── RECORDED INFORMATION ──

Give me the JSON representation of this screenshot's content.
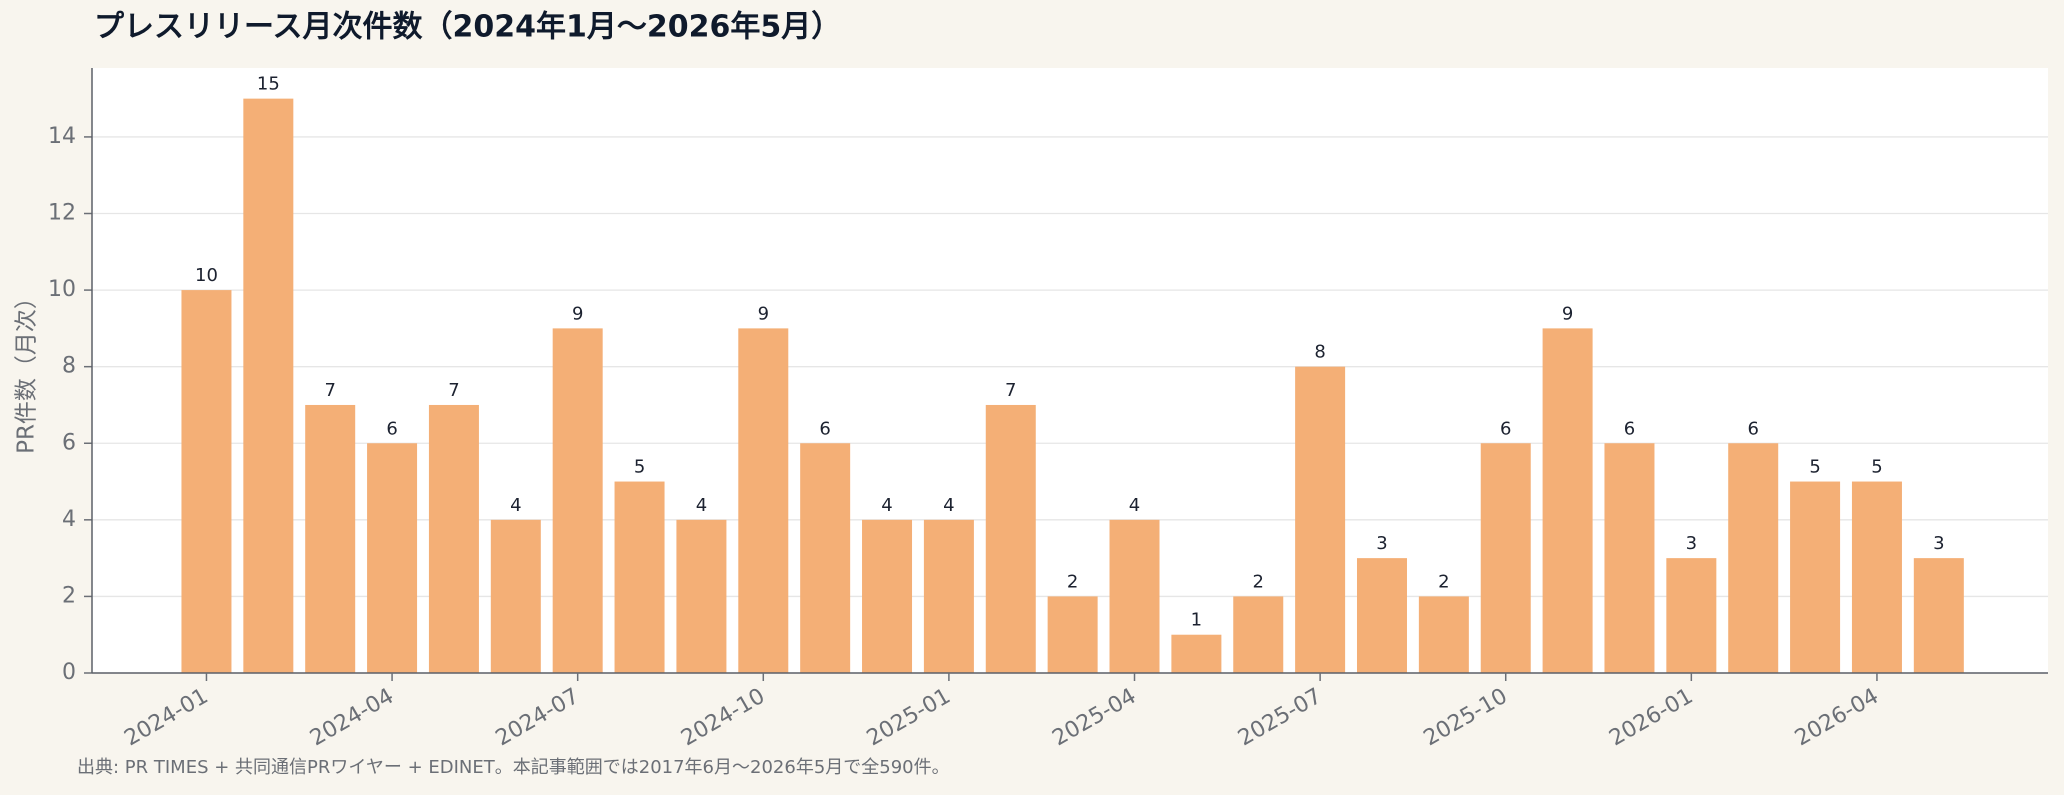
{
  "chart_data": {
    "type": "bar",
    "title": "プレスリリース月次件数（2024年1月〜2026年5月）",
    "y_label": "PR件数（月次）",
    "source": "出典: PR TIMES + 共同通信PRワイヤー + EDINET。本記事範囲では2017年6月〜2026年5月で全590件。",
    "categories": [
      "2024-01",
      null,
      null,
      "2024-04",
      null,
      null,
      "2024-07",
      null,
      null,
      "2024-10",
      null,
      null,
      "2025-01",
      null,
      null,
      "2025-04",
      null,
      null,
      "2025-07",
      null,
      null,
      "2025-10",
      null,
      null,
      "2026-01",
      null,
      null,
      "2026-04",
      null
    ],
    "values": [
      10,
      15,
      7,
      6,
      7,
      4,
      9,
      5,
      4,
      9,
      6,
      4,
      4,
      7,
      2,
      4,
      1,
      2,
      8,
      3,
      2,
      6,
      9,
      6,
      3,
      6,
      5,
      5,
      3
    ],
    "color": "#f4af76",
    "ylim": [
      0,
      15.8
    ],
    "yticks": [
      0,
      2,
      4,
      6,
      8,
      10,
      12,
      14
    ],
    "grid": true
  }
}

───
── RECORDED INFORMATION ──

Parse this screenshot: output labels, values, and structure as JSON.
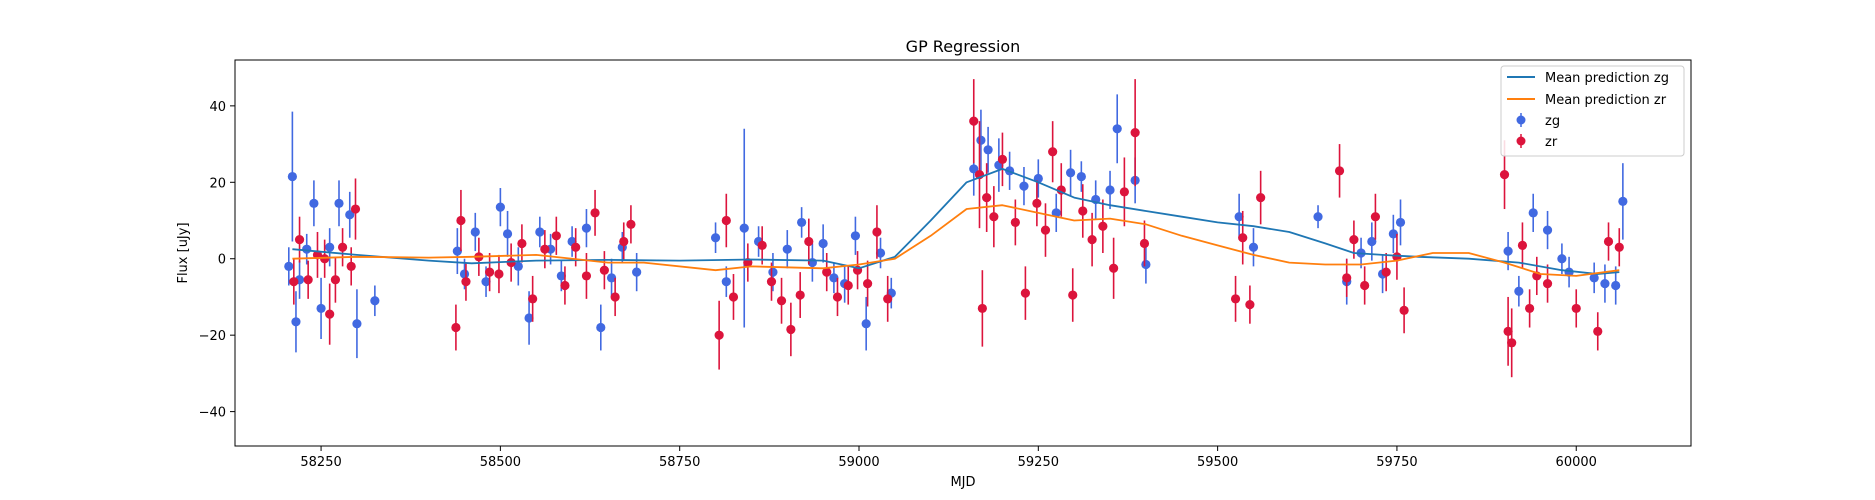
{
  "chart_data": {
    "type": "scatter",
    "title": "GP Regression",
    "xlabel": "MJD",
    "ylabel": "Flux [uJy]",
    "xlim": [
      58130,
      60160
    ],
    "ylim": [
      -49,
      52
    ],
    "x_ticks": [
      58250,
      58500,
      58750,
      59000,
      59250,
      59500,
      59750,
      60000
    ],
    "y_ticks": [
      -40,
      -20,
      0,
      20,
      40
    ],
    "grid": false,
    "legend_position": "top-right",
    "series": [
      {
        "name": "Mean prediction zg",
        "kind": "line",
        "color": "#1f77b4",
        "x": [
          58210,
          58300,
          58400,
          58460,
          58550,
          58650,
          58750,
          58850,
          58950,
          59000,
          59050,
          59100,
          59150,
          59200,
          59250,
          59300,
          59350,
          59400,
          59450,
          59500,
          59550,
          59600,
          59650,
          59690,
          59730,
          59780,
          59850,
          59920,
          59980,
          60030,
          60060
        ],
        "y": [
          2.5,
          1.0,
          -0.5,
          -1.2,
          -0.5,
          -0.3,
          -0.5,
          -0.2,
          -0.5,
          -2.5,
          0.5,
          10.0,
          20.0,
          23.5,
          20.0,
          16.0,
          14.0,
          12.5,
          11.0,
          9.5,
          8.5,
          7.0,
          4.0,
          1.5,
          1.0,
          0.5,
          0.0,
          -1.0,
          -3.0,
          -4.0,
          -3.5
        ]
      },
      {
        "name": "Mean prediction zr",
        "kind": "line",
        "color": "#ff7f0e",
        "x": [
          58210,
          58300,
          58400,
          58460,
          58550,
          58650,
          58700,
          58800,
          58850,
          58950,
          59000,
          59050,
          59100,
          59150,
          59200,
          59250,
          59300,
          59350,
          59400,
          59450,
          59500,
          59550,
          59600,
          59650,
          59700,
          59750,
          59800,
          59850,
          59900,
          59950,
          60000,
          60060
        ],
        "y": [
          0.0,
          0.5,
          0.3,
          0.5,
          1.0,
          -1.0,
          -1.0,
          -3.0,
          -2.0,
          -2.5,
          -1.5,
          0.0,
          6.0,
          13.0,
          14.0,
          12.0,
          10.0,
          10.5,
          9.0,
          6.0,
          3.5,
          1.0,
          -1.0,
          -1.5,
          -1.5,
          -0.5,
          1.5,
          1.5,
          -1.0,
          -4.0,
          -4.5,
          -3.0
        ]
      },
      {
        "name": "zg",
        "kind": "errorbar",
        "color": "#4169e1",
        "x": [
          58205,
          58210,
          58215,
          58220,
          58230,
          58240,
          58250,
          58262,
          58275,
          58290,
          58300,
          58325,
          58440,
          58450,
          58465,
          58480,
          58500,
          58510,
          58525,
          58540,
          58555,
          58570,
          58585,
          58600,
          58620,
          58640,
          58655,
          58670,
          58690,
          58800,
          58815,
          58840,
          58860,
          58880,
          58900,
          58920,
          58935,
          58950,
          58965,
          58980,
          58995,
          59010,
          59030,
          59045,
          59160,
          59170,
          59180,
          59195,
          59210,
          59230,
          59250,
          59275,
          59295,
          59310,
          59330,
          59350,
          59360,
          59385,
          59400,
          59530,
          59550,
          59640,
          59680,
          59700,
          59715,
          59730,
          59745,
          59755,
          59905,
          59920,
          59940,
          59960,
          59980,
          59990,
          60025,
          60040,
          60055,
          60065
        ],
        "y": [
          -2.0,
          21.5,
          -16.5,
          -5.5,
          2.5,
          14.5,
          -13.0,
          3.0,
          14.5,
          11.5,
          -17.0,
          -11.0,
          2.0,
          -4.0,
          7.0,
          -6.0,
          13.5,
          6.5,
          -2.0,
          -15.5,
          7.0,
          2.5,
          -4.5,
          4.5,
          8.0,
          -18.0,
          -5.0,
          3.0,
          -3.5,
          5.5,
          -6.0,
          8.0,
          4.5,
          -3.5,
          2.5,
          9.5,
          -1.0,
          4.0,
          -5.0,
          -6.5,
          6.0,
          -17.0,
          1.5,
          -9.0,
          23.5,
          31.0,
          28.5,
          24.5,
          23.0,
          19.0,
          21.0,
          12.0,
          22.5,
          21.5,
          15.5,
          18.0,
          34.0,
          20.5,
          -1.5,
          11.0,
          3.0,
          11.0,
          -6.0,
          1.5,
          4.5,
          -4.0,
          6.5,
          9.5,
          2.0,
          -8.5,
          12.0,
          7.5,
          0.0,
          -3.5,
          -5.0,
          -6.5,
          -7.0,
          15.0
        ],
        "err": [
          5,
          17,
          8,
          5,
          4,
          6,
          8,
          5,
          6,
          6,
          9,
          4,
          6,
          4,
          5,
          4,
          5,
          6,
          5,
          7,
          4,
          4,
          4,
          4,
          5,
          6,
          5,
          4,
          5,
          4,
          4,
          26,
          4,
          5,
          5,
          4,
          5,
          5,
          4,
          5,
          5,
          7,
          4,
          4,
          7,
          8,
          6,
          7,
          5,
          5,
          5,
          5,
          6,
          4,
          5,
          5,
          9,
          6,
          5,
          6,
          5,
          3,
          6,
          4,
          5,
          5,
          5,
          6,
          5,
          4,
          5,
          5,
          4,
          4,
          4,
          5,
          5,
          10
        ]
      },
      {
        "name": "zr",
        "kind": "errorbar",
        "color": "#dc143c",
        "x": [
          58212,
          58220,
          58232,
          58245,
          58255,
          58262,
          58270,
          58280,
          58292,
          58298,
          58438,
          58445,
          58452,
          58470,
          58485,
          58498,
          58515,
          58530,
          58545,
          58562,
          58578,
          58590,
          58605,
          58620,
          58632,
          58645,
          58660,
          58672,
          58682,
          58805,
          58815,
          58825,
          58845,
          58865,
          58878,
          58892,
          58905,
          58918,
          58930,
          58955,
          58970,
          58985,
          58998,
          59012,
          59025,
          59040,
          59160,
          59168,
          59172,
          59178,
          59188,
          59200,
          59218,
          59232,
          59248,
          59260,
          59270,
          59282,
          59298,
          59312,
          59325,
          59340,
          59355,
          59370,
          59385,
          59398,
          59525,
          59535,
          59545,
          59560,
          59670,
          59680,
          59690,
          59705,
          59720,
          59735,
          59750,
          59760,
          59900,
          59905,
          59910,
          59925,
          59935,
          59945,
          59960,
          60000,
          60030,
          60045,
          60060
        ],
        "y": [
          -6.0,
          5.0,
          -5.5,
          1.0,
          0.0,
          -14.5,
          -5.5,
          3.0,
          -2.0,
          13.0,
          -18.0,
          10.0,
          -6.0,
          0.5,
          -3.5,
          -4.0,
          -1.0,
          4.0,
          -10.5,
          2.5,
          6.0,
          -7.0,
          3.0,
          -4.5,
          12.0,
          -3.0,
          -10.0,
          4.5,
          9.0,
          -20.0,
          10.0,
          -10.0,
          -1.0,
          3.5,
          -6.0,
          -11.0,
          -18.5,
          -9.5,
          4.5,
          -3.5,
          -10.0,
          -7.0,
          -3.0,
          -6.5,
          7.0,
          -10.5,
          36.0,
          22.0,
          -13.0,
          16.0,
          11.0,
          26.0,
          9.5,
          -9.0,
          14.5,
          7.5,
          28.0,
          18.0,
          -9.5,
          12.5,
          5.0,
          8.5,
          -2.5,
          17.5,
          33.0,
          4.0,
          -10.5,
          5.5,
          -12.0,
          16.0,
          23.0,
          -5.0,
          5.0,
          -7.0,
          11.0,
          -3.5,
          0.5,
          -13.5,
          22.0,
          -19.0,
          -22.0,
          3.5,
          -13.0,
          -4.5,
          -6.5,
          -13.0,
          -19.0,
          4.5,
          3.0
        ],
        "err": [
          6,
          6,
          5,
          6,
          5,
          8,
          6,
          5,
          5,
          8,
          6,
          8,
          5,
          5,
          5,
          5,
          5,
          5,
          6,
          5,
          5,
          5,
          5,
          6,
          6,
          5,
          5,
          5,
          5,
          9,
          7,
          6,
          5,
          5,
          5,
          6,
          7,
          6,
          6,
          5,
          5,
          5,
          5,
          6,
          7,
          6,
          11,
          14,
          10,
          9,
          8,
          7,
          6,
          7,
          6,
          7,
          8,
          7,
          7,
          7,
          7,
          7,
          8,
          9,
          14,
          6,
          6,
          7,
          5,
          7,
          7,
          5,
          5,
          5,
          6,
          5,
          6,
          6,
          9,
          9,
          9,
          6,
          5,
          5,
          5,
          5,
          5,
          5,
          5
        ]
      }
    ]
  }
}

───
── RECORDED INFORMATION ──

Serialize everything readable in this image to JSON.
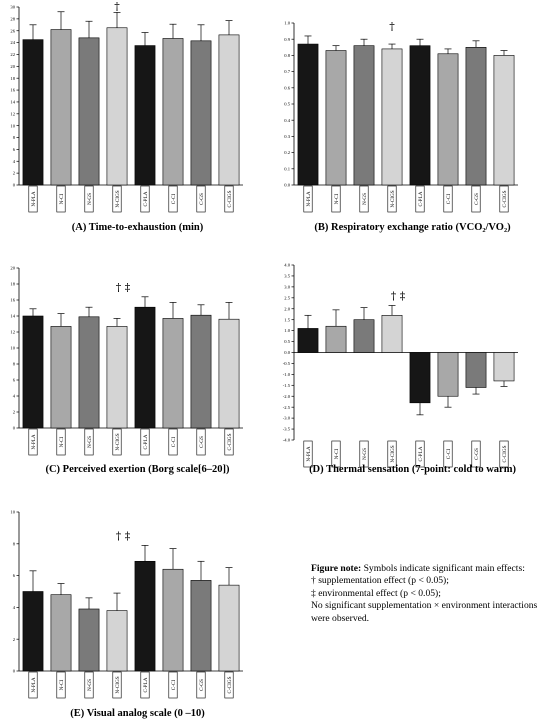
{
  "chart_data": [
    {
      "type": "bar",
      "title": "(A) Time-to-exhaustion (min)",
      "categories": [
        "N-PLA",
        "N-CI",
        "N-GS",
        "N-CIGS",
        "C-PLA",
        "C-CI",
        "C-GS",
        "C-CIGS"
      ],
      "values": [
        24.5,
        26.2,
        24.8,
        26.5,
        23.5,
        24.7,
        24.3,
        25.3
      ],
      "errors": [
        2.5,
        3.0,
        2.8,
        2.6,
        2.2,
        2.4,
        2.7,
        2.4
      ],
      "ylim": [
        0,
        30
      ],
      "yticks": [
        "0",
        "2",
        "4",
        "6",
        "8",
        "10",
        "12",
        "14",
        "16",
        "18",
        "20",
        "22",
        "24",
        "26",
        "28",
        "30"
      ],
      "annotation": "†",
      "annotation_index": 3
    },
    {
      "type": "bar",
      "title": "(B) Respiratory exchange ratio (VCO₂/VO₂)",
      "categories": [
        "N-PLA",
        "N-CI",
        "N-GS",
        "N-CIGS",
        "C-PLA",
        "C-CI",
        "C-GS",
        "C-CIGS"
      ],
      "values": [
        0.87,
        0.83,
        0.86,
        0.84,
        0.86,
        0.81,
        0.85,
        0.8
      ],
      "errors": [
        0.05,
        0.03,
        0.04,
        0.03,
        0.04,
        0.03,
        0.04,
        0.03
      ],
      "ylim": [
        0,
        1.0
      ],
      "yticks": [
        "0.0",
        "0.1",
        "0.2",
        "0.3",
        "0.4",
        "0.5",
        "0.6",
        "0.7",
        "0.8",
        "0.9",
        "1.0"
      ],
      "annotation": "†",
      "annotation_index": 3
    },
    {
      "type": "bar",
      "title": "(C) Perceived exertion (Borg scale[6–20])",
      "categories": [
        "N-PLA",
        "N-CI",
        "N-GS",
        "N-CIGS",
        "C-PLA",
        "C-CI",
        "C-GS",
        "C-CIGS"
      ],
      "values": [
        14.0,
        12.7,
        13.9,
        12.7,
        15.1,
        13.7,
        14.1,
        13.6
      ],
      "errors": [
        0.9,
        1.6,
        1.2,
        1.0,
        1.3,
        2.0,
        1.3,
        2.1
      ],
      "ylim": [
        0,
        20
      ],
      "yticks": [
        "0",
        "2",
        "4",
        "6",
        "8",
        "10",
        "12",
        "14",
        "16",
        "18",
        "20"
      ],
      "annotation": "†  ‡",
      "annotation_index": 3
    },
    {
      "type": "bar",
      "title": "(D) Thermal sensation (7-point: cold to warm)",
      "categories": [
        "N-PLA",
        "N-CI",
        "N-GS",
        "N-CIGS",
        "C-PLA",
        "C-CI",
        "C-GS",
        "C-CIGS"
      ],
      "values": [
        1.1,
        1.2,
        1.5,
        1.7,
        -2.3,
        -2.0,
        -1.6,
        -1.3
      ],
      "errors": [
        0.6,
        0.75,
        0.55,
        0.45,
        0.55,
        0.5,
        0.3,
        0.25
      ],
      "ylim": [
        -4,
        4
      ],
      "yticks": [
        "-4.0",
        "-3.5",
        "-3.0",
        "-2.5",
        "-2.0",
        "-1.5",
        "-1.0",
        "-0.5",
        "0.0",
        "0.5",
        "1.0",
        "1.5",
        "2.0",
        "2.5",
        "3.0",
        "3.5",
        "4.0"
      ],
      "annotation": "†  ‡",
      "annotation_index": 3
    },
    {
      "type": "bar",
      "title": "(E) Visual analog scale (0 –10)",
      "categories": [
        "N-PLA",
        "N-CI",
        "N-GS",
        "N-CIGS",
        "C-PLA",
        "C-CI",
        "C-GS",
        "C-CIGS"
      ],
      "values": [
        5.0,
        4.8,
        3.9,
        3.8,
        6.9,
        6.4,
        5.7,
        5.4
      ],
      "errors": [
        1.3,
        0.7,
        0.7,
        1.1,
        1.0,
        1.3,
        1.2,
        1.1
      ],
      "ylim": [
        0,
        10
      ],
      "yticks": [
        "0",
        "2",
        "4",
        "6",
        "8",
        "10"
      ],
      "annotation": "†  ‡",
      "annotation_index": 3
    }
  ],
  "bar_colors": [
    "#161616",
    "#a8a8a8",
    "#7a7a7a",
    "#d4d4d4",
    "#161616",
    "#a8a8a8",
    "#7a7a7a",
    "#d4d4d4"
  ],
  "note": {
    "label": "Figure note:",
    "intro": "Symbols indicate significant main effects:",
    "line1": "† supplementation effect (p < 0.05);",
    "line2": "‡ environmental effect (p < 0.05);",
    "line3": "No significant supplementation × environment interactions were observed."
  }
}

───

Copy every line of the records above that contains "name".

* SOLUTION
        "name": "Mean prediction zg",
        "name": "Mean prediction zr",
        "name": "zg",
        "name": "zr",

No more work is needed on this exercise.